▶ _EXERCISE_:
Starting at the line that contains "Decode this image" and stopping after the last line, set down the listing exactly as it is. Add nothing.

▶ _EXTRACTED MATERIAL_:
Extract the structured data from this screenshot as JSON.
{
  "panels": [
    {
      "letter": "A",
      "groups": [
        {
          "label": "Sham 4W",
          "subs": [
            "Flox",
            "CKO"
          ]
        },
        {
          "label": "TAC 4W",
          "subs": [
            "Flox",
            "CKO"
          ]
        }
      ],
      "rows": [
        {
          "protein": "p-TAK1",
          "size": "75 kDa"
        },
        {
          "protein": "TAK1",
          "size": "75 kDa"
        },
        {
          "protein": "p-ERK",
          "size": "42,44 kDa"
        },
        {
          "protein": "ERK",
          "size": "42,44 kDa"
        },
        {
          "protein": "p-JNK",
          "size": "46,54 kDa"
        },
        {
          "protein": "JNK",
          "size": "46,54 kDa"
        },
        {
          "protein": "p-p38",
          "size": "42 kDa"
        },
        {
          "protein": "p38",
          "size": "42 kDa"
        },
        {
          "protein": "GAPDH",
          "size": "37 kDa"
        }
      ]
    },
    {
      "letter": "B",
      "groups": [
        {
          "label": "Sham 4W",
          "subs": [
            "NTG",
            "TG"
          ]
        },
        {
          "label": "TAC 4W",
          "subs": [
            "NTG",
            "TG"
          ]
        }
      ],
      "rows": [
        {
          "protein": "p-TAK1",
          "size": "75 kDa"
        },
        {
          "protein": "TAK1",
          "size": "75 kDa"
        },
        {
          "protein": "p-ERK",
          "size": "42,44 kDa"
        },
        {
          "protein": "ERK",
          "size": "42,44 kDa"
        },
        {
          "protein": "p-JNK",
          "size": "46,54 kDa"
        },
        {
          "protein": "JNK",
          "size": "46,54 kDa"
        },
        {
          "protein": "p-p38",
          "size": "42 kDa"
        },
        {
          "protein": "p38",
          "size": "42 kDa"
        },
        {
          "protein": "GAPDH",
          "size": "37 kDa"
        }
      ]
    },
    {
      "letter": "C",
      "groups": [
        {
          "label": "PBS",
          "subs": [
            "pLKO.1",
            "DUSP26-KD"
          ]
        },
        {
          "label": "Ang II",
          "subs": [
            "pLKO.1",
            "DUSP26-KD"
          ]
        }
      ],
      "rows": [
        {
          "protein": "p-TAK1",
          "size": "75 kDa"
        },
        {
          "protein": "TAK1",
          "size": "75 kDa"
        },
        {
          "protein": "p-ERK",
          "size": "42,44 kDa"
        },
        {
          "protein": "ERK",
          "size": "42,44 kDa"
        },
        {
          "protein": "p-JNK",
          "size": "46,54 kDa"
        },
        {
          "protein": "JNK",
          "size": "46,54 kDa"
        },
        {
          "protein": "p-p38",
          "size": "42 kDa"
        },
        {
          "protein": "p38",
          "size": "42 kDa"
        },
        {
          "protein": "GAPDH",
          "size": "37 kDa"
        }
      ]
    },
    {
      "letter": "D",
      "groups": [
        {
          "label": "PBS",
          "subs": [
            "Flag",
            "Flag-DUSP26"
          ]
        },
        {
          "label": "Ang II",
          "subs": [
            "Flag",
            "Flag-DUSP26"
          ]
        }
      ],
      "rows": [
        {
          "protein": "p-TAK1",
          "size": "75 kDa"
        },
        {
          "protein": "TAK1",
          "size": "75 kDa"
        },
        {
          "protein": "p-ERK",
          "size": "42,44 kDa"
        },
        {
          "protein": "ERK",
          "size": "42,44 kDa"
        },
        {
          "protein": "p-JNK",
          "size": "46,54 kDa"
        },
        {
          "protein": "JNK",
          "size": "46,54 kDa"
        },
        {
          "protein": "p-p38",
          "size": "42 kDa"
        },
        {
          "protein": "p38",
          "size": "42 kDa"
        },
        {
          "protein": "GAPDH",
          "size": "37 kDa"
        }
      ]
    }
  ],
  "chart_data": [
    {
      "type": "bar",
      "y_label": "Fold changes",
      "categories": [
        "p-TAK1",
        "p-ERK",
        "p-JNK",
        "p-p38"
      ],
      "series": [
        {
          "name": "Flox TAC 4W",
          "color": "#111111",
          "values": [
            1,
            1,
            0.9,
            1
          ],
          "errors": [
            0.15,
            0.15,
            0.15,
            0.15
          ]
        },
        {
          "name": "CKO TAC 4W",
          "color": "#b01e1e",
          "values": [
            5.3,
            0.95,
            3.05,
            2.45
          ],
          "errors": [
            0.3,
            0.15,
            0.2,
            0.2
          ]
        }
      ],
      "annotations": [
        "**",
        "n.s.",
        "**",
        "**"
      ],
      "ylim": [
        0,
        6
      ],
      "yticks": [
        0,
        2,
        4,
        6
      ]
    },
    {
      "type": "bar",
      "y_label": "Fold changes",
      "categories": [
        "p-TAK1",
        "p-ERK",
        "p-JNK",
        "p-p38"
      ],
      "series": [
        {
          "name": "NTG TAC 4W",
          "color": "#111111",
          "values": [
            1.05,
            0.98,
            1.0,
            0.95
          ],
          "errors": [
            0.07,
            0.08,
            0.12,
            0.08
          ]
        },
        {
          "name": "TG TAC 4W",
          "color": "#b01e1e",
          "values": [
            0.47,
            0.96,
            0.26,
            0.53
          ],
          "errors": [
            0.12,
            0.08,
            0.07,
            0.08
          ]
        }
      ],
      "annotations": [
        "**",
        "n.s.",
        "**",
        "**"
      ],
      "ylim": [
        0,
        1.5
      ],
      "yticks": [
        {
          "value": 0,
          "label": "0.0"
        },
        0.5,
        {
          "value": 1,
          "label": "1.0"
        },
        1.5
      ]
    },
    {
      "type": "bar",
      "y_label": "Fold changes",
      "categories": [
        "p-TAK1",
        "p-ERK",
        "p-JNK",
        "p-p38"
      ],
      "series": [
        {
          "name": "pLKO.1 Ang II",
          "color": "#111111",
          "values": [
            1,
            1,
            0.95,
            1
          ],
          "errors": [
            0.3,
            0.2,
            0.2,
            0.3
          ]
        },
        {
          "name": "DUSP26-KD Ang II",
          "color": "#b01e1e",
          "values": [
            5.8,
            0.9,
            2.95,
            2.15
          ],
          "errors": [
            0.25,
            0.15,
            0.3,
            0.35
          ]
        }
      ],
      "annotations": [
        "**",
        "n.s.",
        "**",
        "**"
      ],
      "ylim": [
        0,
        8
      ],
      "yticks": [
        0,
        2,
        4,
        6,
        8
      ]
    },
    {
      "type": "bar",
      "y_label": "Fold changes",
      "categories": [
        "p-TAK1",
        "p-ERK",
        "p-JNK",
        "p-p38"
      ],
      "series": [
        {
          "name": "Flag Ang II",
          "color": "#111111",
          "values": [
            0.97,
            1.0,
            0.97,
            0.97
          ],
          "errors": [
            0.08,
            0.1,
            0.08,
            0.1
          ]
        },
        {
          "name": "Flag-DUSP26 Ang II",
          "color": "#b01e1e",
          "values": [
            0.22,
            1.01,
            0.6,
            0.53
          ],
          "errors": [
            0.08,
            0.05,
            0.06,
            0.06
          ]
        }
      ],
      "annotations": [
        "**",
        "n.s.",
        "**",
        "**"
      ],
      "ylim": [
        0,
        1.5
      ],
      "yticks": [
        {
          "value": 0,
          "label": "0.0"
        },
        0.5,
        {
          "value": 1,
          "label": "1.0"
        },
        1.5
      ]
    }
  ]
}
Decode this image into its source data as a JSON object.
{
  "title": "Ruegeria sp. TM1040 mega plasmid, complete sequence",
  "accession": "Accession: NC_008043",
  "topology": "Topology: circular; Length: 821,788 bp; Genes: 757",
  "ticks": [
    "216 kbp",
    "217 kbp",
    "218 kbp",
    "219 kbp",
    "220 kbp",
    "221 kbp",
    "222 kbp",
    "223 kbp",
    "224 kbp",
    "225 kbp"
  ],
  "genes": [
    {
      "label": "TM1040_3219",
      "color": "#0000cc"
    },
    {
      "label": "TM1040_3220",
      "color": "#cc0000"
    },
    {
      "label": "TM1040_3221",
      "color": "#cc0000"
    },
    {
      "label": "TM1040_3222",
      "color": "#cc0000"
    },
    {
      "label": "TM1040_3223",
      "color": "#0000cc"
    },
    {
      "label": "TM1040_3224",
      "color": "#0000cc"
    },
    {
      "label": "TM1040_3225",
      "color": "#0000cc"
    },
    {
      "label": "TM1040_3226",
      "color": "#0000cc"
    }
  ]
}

▶ _EXERCISE OUTPUT_:
Decode this image into its source data as a JSON object.
{
  "title": "Ruegeria sp. TM1040 mega plasmid, complete sequence",
  "accession": "Accession: NC_008043",
  "topology": "Topology: circular; Length: 821,788 bp; Genes: 757",
  "ticks": [
    "216 kbp",
    "217 kbp",
    "218 kbp",
    "219 kbp",
    "220 kbp",
    "221 kbp",
    "222 kbp",
    "223 kbp",
    "224 kbp",
    "225 kbp"
  ],
  "genes": [
    {
      "label": "TM1040_3219",
      "color": "#0000cc"
    },
    {
      "label": "TM1040_3220",
      "color": "#cc0000"
    },
    {
      "label": "TM1040_3221",
      "color": "#cc0000"
    },
    {
      "label": "TM1040_3222",
      "color": "#cc0000"
    },
    {
      "label": "TM1040_3223",
      "color": "#0000cc"
    },
    {
      "label": "TM1040_3224",
      "color": "#0000cc"
    },
    {
      "label": "TM1040_3225",
      "color": "#0000cc"
    },
    {
      "label": "TM1040_3226",
      "color": "#0000cc"
    }
  ]
}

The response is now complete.